Stated problem: What is the number of lines containing the word "лапы"? Give that number alone.
--- START OF Extracted entries ---
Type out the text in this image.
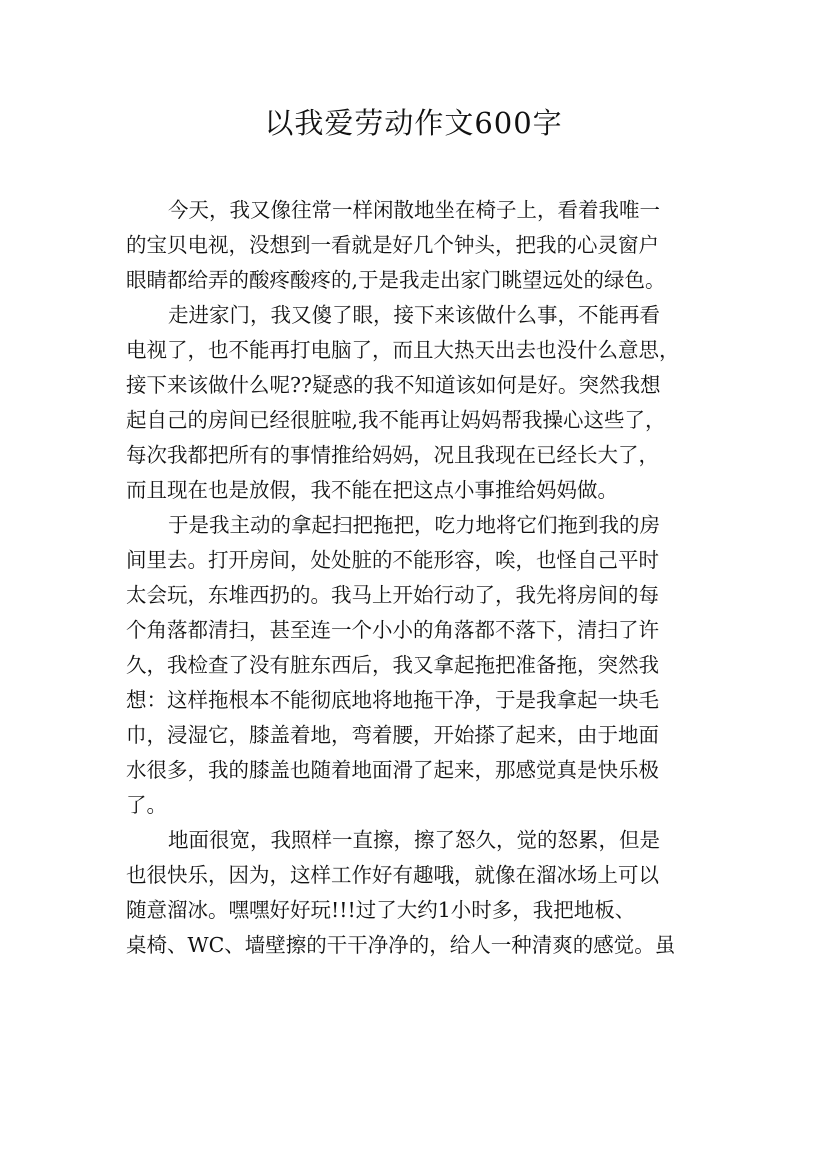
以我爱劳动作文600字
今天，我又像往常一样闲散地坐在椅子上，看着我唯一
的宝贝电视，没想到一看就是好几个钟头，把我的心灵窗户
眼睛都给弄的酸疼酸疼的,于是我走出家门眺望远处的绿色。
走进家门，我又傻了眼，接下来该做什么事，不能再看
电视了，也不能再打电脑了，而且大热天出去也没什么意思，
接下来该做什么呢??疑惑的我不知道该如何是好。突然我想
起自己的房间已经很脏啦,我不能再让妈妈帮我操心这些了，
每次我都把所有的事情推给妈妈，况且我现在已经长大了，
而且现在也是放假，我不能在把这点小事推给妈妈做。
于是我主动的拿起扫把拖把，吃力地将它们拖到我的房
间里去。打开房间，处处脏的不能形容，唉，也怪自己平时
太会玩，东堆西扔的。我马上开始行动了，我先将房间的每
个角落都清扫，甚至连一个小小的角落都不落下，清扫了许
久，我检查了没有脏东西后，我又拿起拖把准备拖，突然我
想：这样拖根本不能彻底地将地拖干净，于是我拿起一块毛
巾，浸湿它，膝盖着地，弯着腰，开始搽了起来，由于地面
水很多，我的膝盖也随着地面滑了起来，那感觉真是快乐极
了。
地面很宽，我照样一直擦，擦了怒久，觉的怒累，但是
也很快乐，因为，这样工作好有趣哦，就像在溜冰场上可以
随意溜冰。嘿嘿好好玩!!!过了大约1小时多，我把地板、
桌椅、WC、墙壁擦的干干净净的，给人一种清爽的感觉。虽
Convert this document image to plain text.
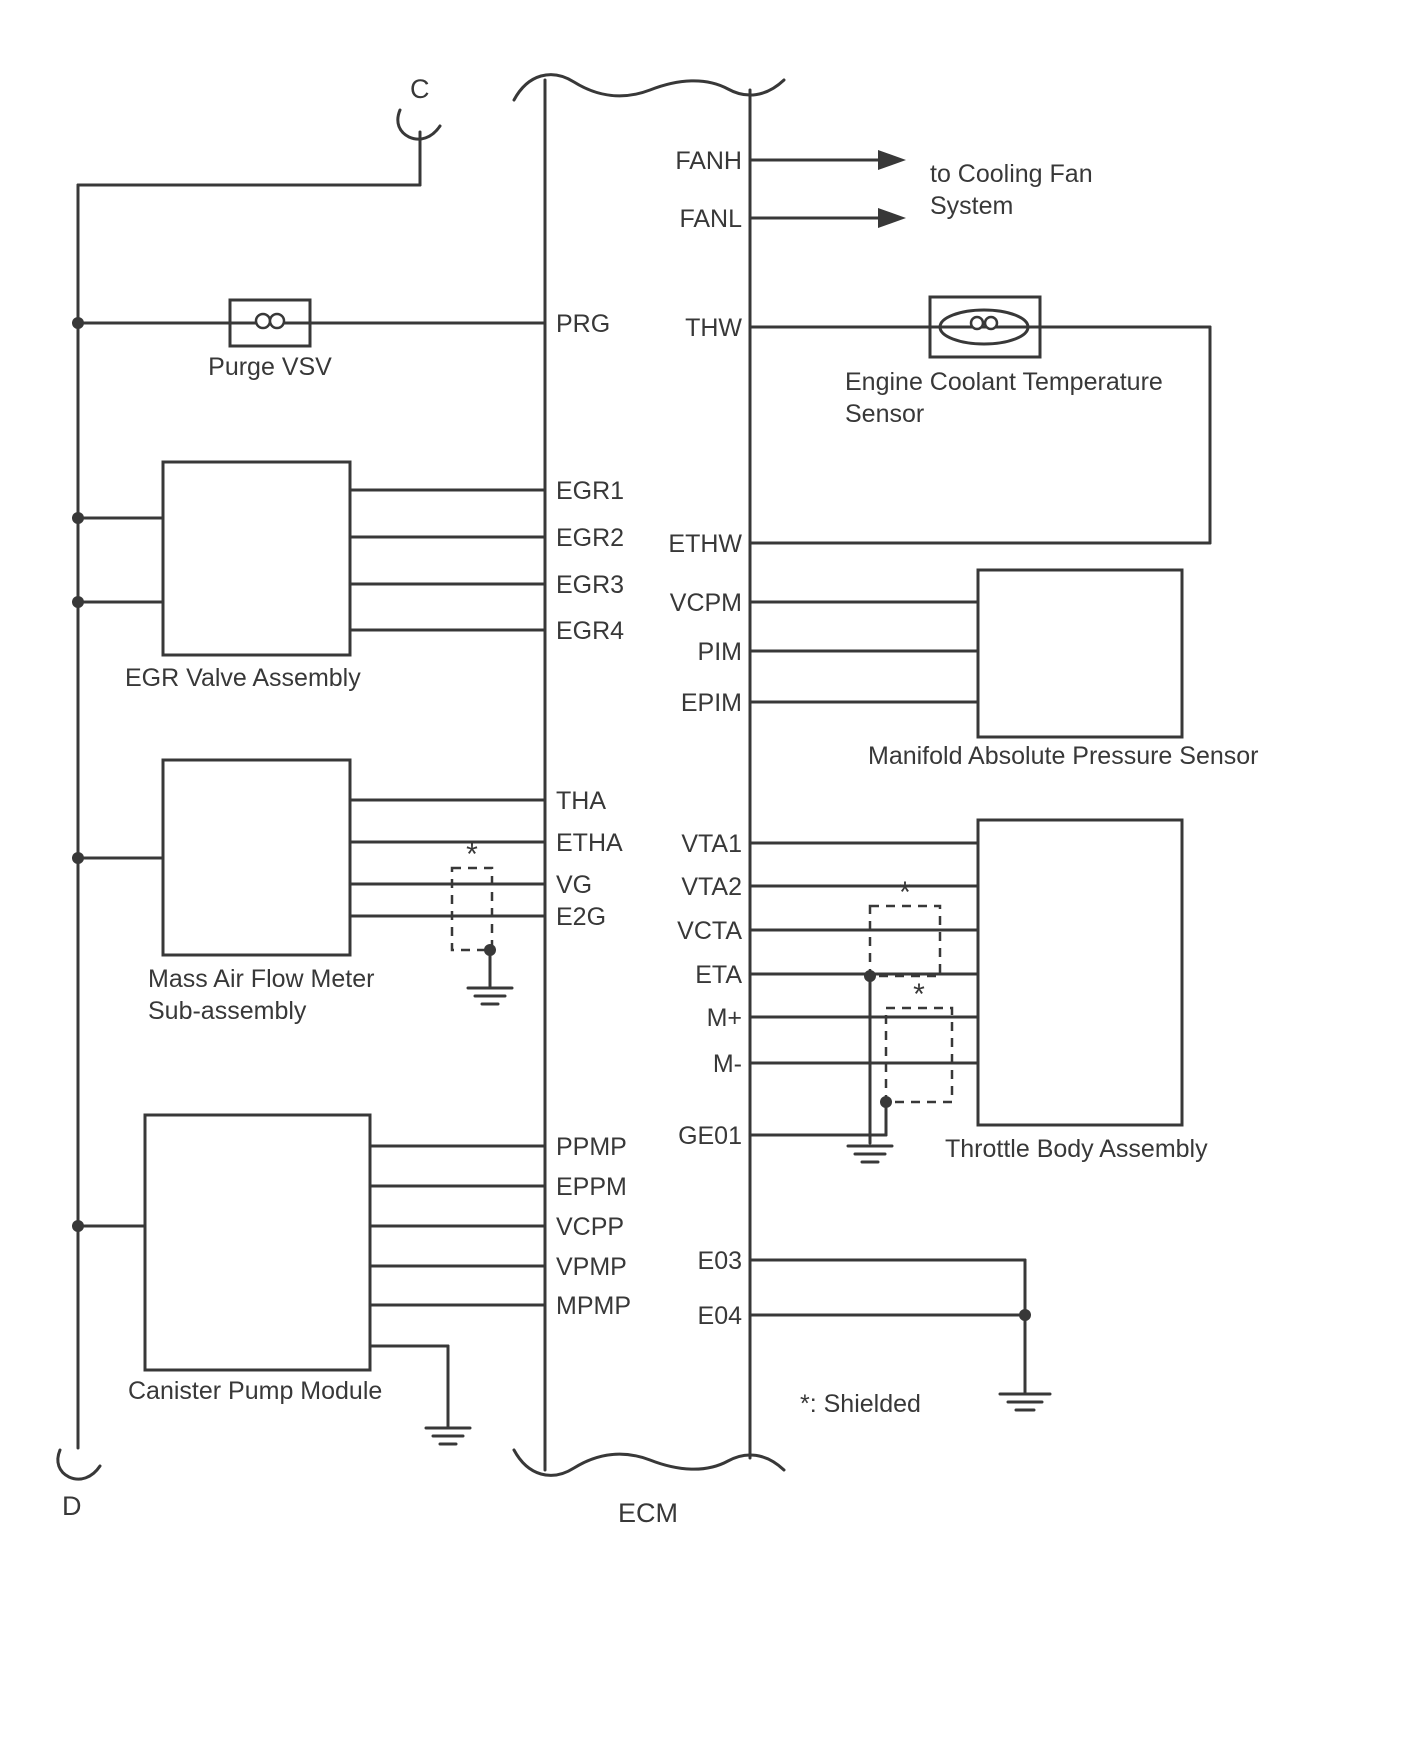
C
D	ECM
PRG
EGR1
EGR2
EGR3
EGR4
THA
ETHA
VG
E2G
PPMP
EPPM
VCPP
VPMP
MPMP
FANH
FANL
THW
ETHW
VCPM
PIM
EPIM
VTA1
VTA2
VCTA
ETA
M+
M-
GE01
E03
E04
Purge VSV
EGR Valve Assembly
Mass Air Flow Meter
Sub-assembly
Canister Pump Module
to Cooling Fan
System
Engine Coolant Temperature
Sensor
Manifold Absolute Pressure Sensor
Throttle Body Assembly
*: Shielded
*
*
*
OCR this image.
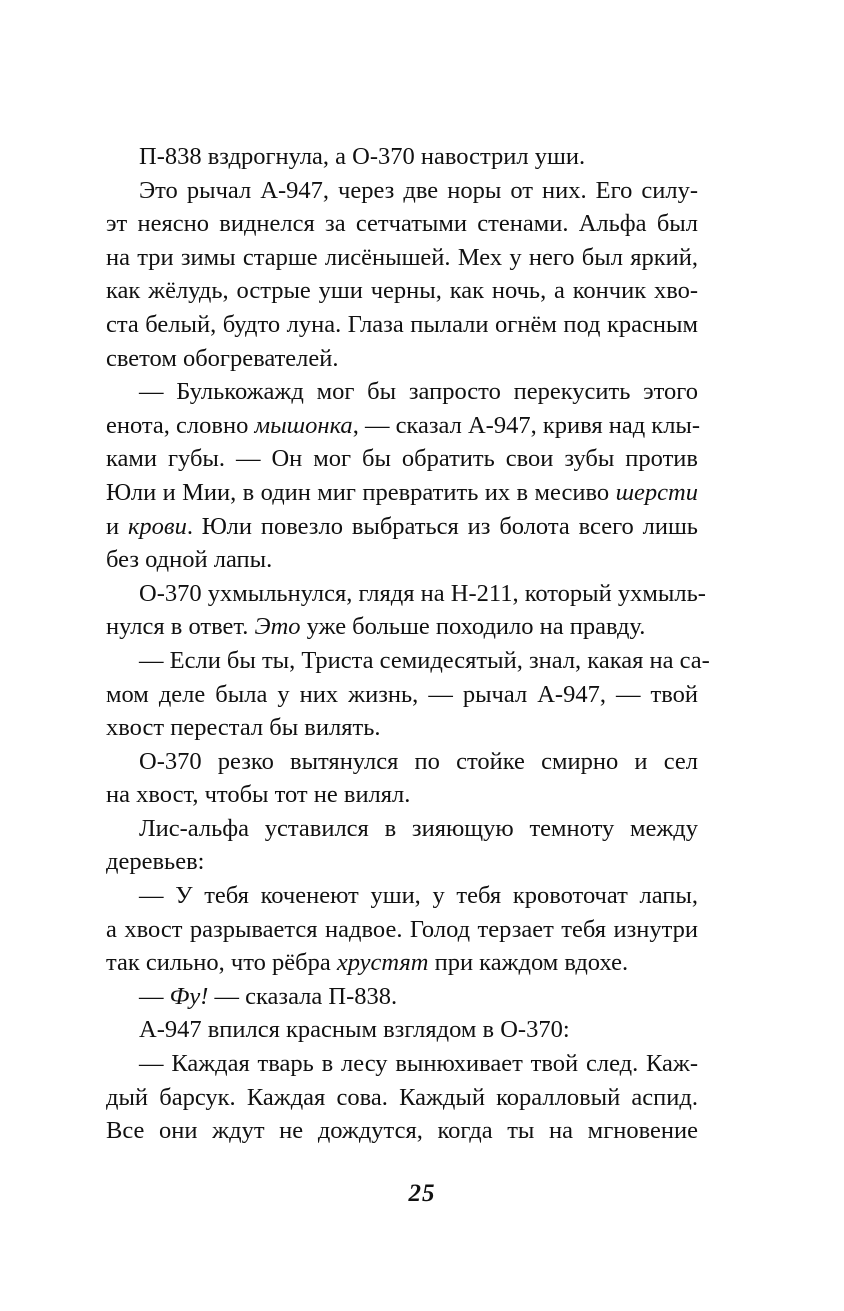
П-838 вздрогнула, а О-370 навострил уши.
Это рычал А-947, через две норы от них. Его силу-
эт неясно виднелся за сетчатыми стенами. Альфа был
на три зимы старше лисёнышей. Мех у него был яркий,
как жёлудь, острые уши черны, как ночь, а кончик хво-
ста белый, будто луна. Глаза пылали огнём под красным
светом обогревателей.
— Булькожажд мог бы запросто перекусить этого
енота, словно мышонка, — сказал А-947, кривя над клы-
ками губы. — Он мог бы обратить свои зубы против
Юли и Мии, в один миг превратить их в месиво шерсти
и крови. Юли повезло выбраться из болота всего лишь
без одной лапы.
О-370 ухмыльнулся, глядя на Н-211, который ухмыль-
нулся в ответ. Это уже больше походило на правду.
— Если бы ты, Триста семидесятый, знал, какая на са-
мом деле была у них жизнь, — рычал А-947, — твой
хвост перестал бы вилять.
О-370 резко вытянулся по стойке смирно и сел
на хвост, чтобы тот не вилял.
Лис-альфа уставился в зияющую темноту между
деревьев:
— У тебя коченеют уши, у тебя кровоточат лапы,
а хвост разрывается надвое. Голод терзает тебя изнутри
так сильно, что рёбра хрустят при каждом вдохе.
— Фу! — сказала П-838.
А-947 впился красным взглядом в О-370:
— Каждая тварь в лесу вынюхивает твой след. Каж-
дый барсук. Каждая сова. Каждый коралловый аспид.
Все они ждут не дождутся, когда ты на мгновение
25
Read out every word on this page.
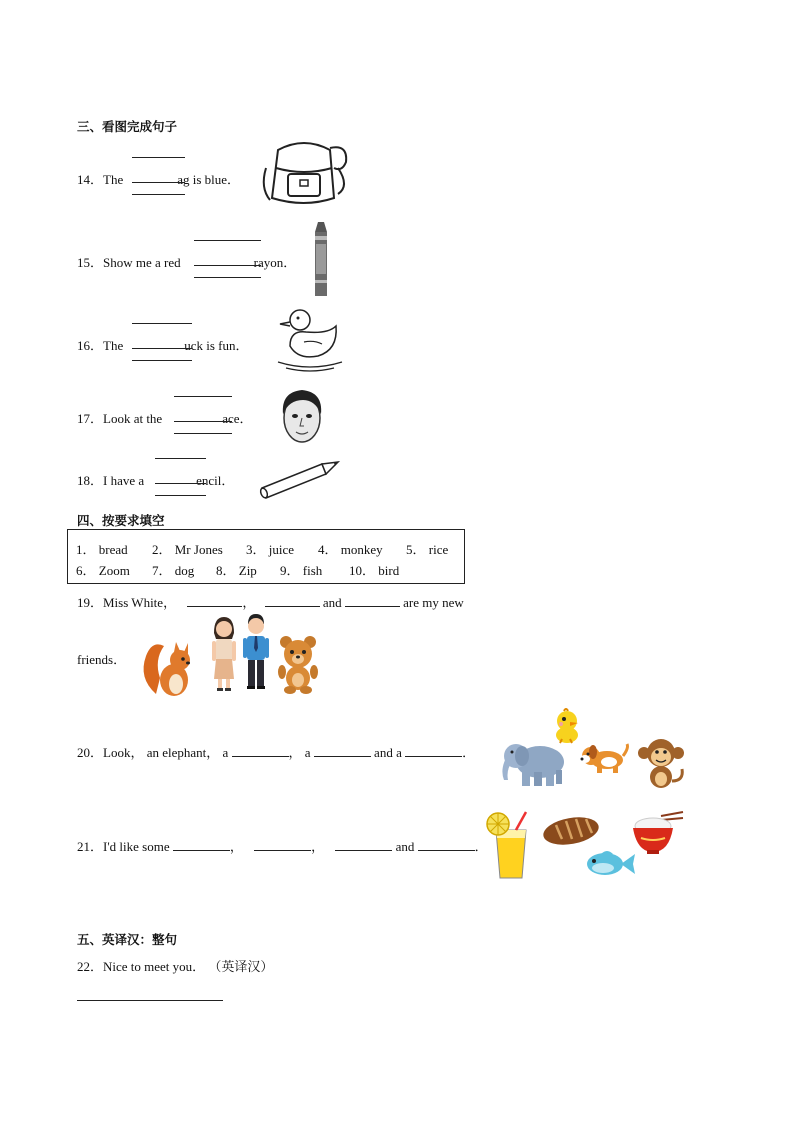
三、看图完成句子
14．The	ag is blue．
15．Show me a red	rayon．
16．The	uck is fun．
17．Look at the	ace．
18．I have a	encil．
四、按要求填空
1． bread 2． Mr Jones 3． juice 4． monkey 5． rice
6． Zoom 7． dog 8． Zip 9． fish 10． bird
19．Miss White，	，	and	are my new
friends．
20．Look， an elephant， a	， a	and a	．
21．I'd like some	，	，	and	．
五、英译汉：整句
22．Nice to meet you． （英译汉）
--- END OF Extracted entries ---
Expected output: 2